Goal — Only a number is expected: how many lines in the data below contain the word "employee".

Given data —
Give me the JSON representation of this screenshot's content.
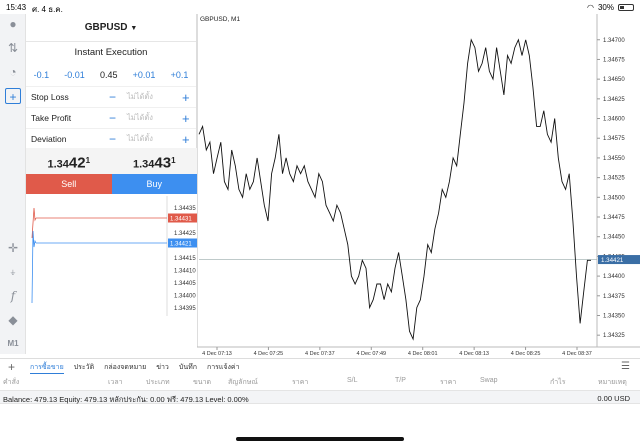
{
  "status": {
    "time": "15:43",
    "date": "ศ. 4 ธ.ค.",
    "battery": "30%"
  },
  "order": {
    "symbol": "GBPUSD",
    "execution": "Instant Execution",
    "volume": {
      "steps": [
        "-0.1",
        "-0.01",
        "+0.01",
        "+0.1"
      ],
      "value": "0.45"
    },
    "params": [
      {
        "label": "Stop Loss",
        "value": "ไม่ได้ตั้ง"
      },
      {
        "label": "Take Profit",
        "value": "ไม่ได้ตั้ง"
      },
      {
        "label": "Deviation",
        "value": "ไม่ได้ตั้ง"
      }
    ],
    "bid": {
      "prefix": "1.34",
      "big": "42",
      "sup": "1"
    },
    "ask": {
      "prefix": "1.34",
      "big": "43",
      "sup": "1"
    },
    "sell_label": "Sell",
    "buy_label": "Buy"
  },
  "mini_chart": {
    "ticks": [
      "1.34435",
      "1.34430",
      "1.34425",
      "1.34420",
      "1.34415",
      "1.34410",
      "1.34405",
      "1.34400",
      "1.34395"
    ],
    "ask_label": "1.34431",
    "bid_label": "1.34421",
    "ask_color": "#e05a4a",
    "bid_color": "#3d8ff0"
  },
  "chart_data": {
    "type": "line",
    "title": "GBPUSD, M1",
    "y_ticks": [
      "1.34700",
      "1.34675",
      "1.34650",
      "1.34625",
      "1.34600",
      "1.34575",
      "1.34550",
      "1.34525",
      "1.34500",
      "1.34475",
      "1.34450",
      "1.34425",
      "1.34400",
      "1.34375",
      "1.34350",
      "1.34325"
    ],
    "x_ticks": [
      "4 Dec 07:13",
      "4 Dec 07:25",
      "4 Dec 07:37",
      "4 Dec 07:49",
      "4 Dec 08:01",
      "4 Dec 08:13",
      "4 Dec 08:25",
      "4 Dec 08:37"
    ],
    "ylim": [
      1.3431,
      1.3472
    ],
    "current_price_label": "1.34421",
    "current_price": 1.34421,
    "values": [
      1.3458,
      1.3459,
      1.3456,
      1.3457,
      1.3453,
      1.3455,
      1.3457,
      1.3452,
      1.3451,
      1.3456,
      1.3454,
      1.3451,
      1.345,
      1.3453,
      1.3451,
      1.3452,
      1.3455,
      1.3452,
      1.3449,
      1.3447,
      1.3453,
      1.3455,
      1.3458,
      1.3453,
      1.3455,
      1.3453,
      1.3452,
      1.3454,
      1.3453,
      1.3454,
      1.3452,
      1.3451,
      1.345,
      1.3453,
      1.3452,
      1.3449,
      1.3448,
      1.3447,
      1.3449,
      1.3448,
      1.3446,
      1.3444,
      1.344,
      1.3439,
      1.344,
      1.3442,
      1.3441,
      1.3436,
      1.3437,
      1.3439,
      1.3439,
      1.3437,
      1.3439,
      1.3438,
      1.3441,
      1.3443,
      1.344,
      1.3437,
      1.3433,
      1.3432,
      1.3436,
      1.3437,
      1.344,
      1.3444,
      1.3443,
      1.3446,
      1.3448,
      1.3451,
      1.345,
      1.3452,
      1.3455,
      1.3454,
      1.3458,
      1.3462,
      1.3467,
      1.347,
      1.3469,
      1.3466,
      1.3467,
      1.3469,
      1.3466,
      1.3465,
      1.3469,
      1.3466,
      1.3463,
      1.3468,
      1.3467,
      1.3469,
      1.347,
      1.3468,
      1.347,
      1.3468,
      1.3464,
      1.3459,
      1.3459,
      1.3461,
      1.3458,
      1.3457,
      1.346,
      1.3455,
      1.3452,
      1.3451,
      1.3453,
      1.3447,
      1.344,
      1.3434,
      1.3438,
      1.3442,
      1.3442
    ]
  },
  "toolbox": {
    "tabs": [
      "การซื้อขาย",
      "ประวัติ",
      "กล่องจดหมาย",
      "ข่าว",
      "บันทึก",
      "การแจ้งค่า"
    ],
    "columns": [
      "คำสั่ง",
      "เวลา",
      "ประเภท",
      "ขนาด",
      "สัญลักษณ์",
      "ราคา",
      "S/L",
      "T/P",
      "ราคา",
      "Swap",
      "กำไร",
      "หมายเหตุ"
    ],
    "balance_text": "Balance: 479.13 Equity: 479.13 หลักประกัน: 0.00 ฟรี: 479.13 Level: 0.00%",
    "balance_amount": "0.00",
    "currency": "USD"
  },
  "rail": {
    "timeframe": "M1"
  }
}
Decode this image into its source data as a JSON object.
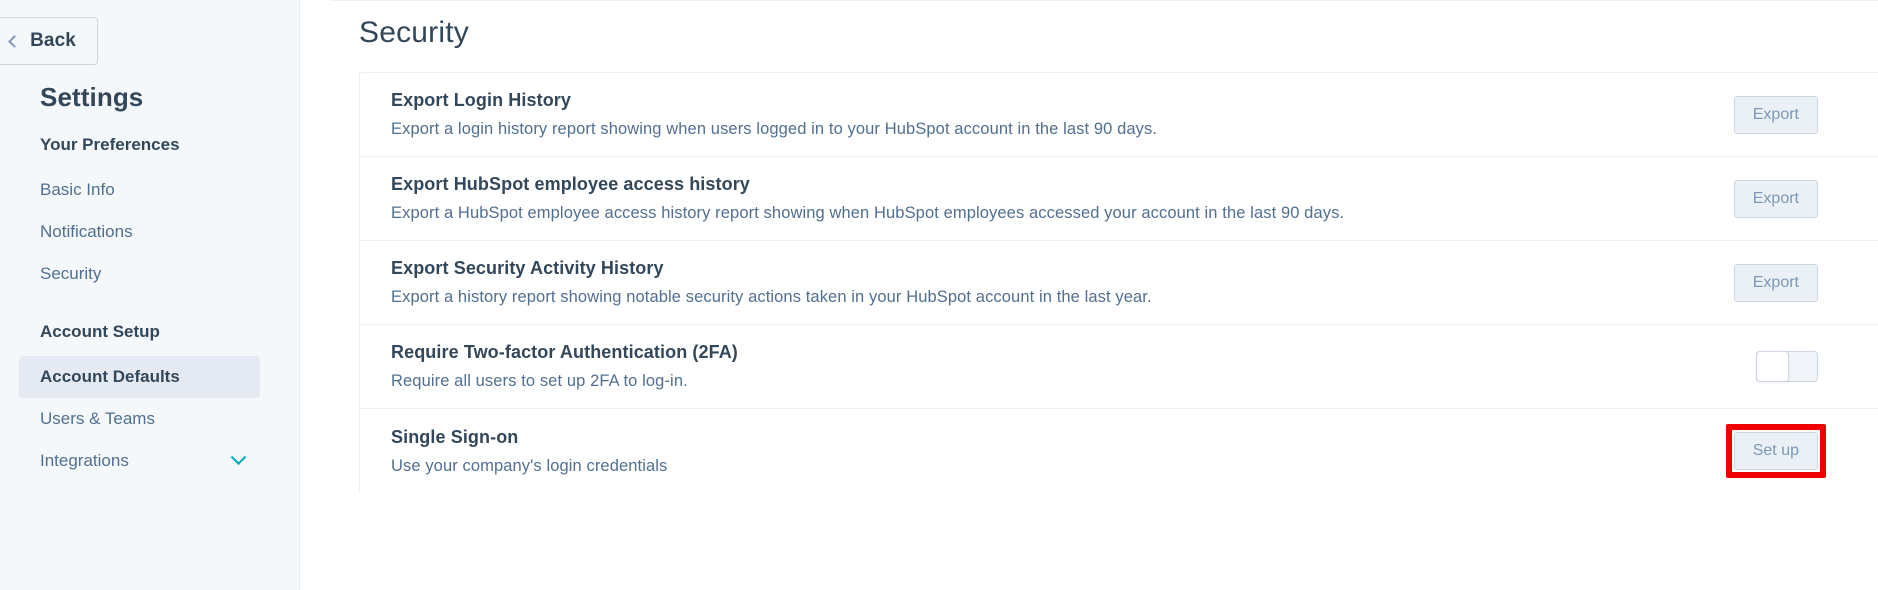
{
  "sidebar": {
    "back_button": "Back",
    "title": "Settings",
    "sections": [
      {
        "label": "Your Preferences",
        "items": [
          {
            "label": "Basic Info",
            "active": false,
            "caret": false
          },
          {
            "label": "Notifications",
            "active": false,
            "caret": false
          },
          {
            "label": "Security",
            "active": false,
            "caret": false
          }
        ]
      },
      {
        "label": "Account Setup",
        "items": [
          {
            "label": "Account Defaults",
            "active": true,
            "caret": false
          },
          {
            "label": "Users & Teams",
            "active": false,
            "caret": false
          },
          {
            "label": "Integrations",
            "active": false,
            "caret": true
          }
        ]
      }
    ]
  },
  "main": {
    "page_title": "Security",
    "rows": [
      {
        "title": "Export Login History",
        "description": "Export a login history report showing when users logged in to your HubSpot account in the last 90 days.",
        "action": {
          "type": "button",
          "label": "Export"
        }
      },
      {
        "title": "Export HubSpot employee access history",
        "description": "Export a HubSpot employee access history report showing when HubSpot employees accessed your account in the last 90 days.",
        "action": {
          "type": "button",
          "label": "Export"
        }
      },
      {
        "title": "Export Security Activity History",
        "description": "Export a history report showing notable security actions taken in your HubSpot account in the last year.",
        "action": {
          "type": "button",
          "label": "Export"
        }
      },
      {
        "title": "Require Two-factor Authentication (2FA)",
        "description": "Require all users to set up 2FA to log-in.",
        "action": {
          "type": "toggle",
          "state": "off"
        }
      },
      {
        "title": "Single Sign-on",
        "description": "Use your company's login credentials",
        "action": {
          "type": "button",
          "label": "Set up",
          "highlighted": true
        }
      }
    ]
  },
  "annotation": {
    "color": "#ee0000",
    "target": "set-up-button"
  },
  "colors": {
    "sidebar_bg": "#f5f8fa",
    "active_nav_bg": "#e5eaf2",
    "text_dark": "#33475b",
    "text_muted": "#516f90",
    "button_bg": "#eaf0f6",
    "button_border": "#cbd6e2",
    "accent_teal": "#00a4bd",
    "highlight": "#ee0000"
  }
}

Problem solution — 2